Leave out the pictures and return every entry exactly as it appears.
>> START Provided data
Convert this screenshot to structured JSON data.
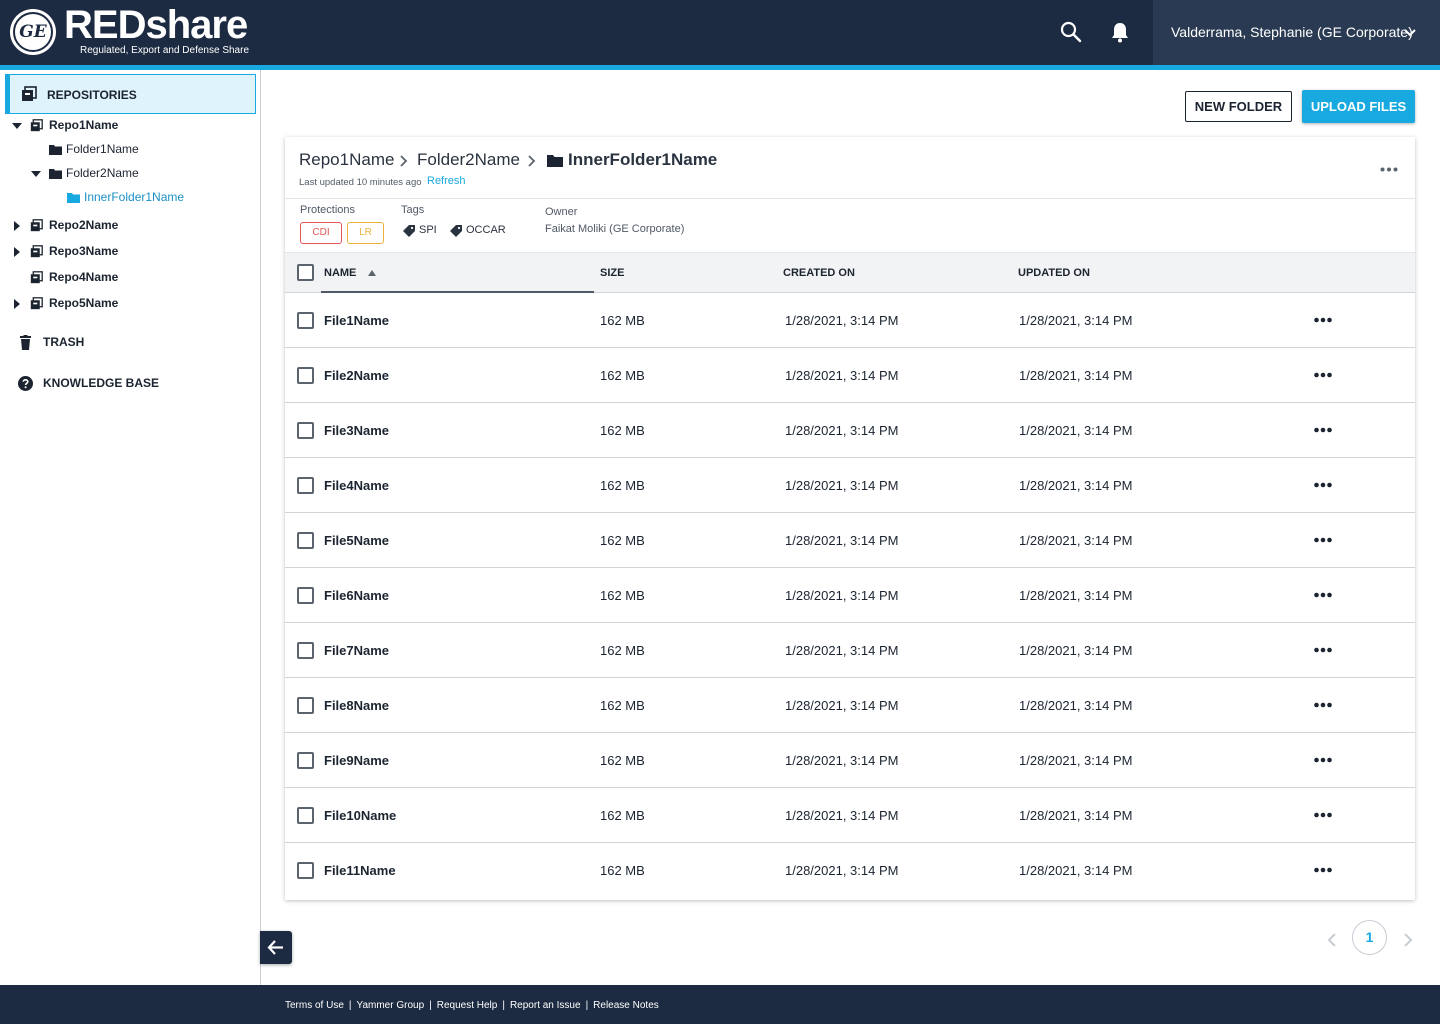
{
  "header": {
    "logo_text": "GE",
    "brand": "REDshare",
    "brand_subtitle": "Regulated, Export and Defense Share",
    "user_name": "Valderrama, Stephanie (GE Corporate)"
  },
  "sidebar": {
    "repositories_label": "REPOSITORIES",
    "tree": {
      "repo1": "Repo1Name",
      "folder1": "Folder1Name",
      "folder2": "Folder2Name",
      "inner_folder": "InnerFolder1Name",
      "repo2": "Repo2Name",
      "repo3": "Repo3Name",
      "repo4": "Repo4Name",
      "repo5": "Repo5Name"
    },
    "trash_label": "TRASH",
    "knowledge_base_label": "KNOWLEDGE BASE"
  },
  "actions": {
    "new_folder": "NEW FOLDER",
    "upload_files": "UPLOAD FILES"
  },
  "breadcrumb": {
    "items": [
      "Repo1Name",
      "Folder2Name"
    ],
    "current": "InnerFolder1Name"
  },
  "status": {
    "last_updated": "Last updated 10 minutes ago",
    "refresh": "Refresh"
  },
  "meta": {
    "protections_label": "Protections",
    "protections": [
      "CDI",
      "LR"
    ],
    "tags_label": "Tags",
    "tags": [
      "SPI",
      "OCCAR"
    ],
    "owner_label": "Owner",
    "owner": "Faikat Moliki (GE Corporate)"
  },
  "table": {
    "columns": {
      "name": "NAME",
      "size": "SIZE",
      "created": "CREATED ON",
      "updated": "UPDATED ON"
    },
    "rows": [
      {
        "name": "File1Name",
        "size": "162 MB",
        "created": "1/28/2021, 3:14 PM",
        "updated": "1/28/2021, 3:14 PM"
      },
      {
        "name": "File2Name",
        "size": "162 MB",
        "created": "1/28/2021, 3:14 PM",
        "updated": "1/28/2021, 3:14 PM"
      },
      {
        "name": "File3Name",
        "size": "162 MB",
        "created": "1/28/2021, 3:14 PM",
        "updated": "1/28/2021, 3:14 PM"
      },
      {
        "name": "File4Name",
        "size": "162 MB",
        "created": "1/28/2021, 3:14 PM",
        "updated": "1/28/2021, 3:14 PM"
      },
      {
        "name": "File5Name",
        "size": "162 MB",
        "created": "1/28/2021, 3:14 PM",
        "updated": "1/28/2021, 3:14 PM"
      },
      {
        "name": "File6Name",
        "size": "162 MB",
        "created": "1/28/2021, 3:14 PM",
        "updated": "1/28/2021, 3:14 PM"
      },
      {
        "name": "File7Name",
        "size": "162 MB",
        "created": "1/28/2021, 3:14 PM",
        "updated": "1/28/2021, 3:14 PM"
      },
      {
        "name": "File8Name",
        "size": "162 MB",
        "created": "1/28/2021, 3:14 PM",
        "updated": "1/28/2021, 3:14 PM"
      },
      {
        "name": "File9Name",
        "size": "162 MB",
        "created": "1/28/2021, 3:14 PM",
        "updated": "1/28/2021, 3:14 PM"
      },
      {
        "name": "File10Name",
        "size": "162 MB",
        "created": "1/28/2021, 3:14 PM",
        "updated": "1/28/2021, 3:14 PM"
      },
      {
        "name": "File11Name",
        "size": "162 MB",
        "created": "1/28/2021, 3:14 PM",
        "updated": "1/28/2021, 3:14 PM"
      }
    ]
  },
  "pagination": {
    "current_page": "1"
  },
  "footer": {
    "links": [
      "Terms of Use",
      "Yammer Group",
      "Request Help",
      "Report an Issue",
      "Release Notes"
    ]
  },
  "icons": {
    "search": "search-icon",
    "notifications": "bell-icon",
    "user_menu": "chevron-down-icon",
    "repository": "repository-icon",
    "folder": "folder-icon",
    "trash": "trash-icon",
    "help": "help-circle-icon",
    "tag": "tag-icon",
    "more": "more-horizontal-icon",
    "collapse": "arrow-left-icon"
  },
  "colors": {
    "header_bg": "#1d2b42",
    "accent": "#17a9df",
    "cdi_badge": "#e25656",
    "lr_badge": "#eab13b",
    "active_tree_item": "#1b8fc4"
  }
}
>> END Provided data
Worked solution
Convert this screenshot to structured JSON data.
{
  "header": {
    "logo_text": "GE",
    "brand": "REDshare",
    "brand_subtitle": "Regulated, Export and Defense Share",
    "user_name": "Valderrama, Stephanie (GE Corporate)"
  },
  "sidebar": {
    "repositories_label": "REPOSITORIES",
    "tree": {
      "repo1": "Repo1Name",
      "folder1": "Folder1Name",
      "folder2": "Folder2Name",
      "inner_folder": "InnerFolder1Name",
      "repo2": "Repo2Name",
      "repo3": "Repo3Name",
      "repo4": "Repo4Name",
      "repo5": "Repo5Name"
    },
    "trash_label": "TRASH",
    "knowledge_base_label": "KNOWLEDGE BASE"
  },
  "actions": {
    "new_folder": "NEW FOLDER",
    "upload_files": "UPLOAD FILES"
  },
  "breadcrumb": {
    "items": [
      "Repo1Name",
      "Folder2Name"
    ],
    "current": "InnerFolder1Name"
  },
  "status": {
    "last_updated": "Last updated 10 minutes ago",
    "refresh": "Refresh"
  },
  "meta": {
    "protections_label": "Protections",
    "protections": [
      "CDI",
      "LR"
    ],
    "tags_label": "Tags",
    "tags": [
      "SPI",
      "OCCAR"
    ],
    "owner_label": "Owner",
    "owner": "Faikat Moliki (GE Corporate)"
  },
  "table": {
    "columns": {
      "name": "NAME",
      "size": "SIZE",
      "created": "CREATED ON",
      "updated": "UPDATED ON"
    },
    "rows": [
      {
        "name": "File1Name",
        "size": "162 MB",
        "created": "1/28/2021, 3:14 PM",
        "updated": "1/28/2021, 3:14 PM"
      },
      {
        "name": "File2Name",
        "size": "162 MB",
        "created": "1/28/2021, 3:14 PM",
        "updated": "1/28/2021, 3:14 PM"
      },
      {
        "name": "File3Name",
        "size": "162 MB",
        "created": "1/28/2021, 3:14 PM",
        "updated": "1/28/2021, 3:14 PM"
      },
      {
        "name": "File4Name",
        "size": "162 MB",
        "created": "1/28/2021, 3:14 PM",
        "updated": "1/28/2021, 3:14 PM"
      },
      {
        "name": "File5Name",
        "size": "162 MB",
        "created": "1/28/2021, 3:14 PM",
        "updated": "1/28/2021, 3:14 PM"
      },
      {
        "name": "File6Name",
        "size": "162 MB",
        "created": "1/28/2021, 3:14 PM",
        "updated": "1/28/2021, 3:14 PM"
      },
      {
        "name": "File7Name",
        "size": "162 MB",
        "created": "1/28/2021, 3:14 PM",
        "updated": "1/28/2021, 3:14 PM"
      },
      {
        "name": "File8Name",
        "size": "162 MB",
        "created": "1/28/2021, 3:14 PM",
        "updated": "1/28/2021, 3:14 PM"
      },
      {
        "name": "File9Name",
        "size": "162 MB",
        "created": "1/28/2021, 3:14 PM",
        "updated": "1/28/2021, 3:14 PM"
      },
      {
        "name": "File10Name",
        "size": "162 MB",
        "created": "1/28/2021, 3:14 PM",
        "updated": "1/28/2021, 3:14 PM"
      },
      {
        "name": "File11Name",
        "size": "162 MB",
        "created": "1/28/2021, 3:14 PM",
        "updated": "1/28/2021, 3:14 PM"
      }
    ]
  },
  "pagination": {
    "current_page": "1"
  },
  "footer": {
    "links": [
      "Terms of Use",
      "Yammer Group",
      "Request Help",
      "Report an Issue",
      "Release Notes"
    ]
  },
  "icons": {
    "search": "search-icon",
    "notifications": "bell-icon",
    "user_menu": "chevron-down-icon",
    "repository": "repository-icon",
    "folder": "folder-icon",
    "trash": "trash-icon",
    "help": "help-circle-icon",
    "tag": "tag-icon",
    "more": "more-horizontal-icon",
    "collapse": "arrow-left-icon"
  },
  "colors": {
    "header_bg": "#1d2b42",
    "accent": "#17a9df",
    "cdi_badge": "#e25656",
    "lr_badge": "#eab13b",
    "active_tree_item": "#1b8fc4"
  }
}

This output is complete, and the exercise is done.